Exercise task:
Take the data that follows and retype it word for word.

[Dataset entries]
----------

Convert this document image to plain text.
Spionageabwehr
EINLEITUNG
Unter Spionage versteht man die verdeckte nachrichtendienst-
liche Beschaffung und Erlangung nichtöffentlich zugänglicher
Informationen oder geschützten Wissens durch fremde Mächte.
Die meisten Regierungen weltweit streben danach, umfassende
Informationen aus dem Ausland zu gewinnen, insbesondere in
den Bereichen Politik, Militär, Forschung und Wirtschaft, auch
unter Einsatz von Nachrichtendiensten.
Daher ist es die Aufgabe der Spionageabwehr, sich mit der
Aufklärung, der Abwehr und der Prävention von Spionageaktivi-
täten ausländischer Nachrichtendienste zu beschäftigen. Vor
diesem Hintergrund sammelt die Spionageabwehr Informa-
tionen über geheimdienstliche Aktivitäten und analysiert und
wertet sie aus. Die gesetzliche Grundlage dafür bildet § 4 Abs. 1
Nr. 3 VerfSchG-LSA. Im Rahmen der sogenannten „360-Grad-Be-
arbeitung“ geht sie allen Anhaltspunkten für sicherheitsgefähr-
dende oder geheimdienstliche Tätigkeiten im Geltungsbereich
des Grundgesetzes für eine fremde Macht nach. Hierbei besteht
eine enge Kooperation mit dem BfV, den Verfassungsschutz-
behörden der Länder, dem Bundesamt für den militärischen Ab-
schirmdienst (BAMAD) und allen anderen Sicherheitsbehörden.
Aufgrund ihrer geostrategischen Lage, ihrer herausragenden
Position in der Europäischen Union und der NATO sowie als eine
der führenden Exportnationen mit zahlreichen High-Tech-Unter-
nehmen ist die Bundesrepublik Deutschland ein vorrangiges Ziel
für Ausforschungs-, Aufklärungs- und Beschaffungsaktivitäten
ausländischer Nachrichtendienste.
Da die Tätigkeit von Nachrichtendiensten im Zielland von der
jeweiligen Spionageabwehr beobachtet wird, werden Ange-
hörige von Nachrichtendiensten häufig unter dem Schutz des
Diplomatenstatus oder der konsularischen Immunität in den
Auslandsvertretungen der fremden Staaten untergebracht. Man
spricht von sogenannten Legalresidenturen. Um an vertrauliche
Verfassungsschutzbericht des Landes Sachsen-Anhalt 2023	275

----------

Task response:
Convert this document image to plain text.
Spionageabwehr
EINLEITUNG
Unter Spionage versteht man die verdeckte nachrichtendienst-
liche Beschaffung und Erlangung nichtöffentlich zugänglicher
Informationen oder geschützten Wissens durch fremde Mächte.
Die meisten Regierungen weltweit streben danach, umfassende
Informationen aus dem Ausland zu gewinnen, insbesondere in
den Bereichen Politik, Militär, Forschung und Wirtschaft, auch
unter Einsatz von Nachrichtendiensten.
Daher ist es die Aufgabe der Spionageabwehr, sich mit der
Aufklärung, der Abwehr und der Prävention von Spionageaktivi-
täten ausländischer Nachrichtendienste zu beschäftigen. Vor
diesem Hintergrund sammelt die Spionageabwehr Informa-
tionen über geheimdienstliche Aktivitäten und analysiert und
wertet sie aus. Die gesetzliche Grundlage dafür bildet § 4 Abs. 1
Nr. 3 VerfSchG-LSA. Im Rahmen der sogenannten „360-Grad-Be-
arbeitung“ geht sie allen Anhaltspunkten für sicherheitsgefähr-
dende oder geheimdienstliche Tätigkeiten im Geltungsbereich
des Grundgesetzes für eine fremde Macht nach. Hierbei besteht
eine enge Kooperation mit dem BfV, den Verfassungsschutz-
behörden der Länder, dem Bundesamt für den militärischen Ab-
schirmdienst (BAMAD) und allen anderen Sicherheitsbehörden.
Aufgrund ihrer geostrategischen Lage, ihrer herausragenden
Position in der Europäischen Union und der NATO sowie als eine
der führenden Exportnationen mit zahlreichen High-Tech-Unter-
nehmen ist die Bundesrepublik Deutschland ein vorrangiges Ziel
für Ausforschungs-, Aufklärungs- und Beschaffungsaktivitäten
ausländischer Nachrichtendienste.
Da die Tätigkeit von Nachrichtendiensten im Zielland von der
jeweiligen Spionageabwehr beobachtet wird, werden Ange-
hörige von Nachrichtendiensten häufig unter dem Schutz des
Diplomatenstatus oder der konsularischen Immunität in den
Auslandsvertretungen der fremden Staaten untergebracht. Man
spricht von sogenannten Legalresidenturen. Um an vertrauliche
Verfassungsschutzbericht des Landes Sachsen-Anhalt 2023	275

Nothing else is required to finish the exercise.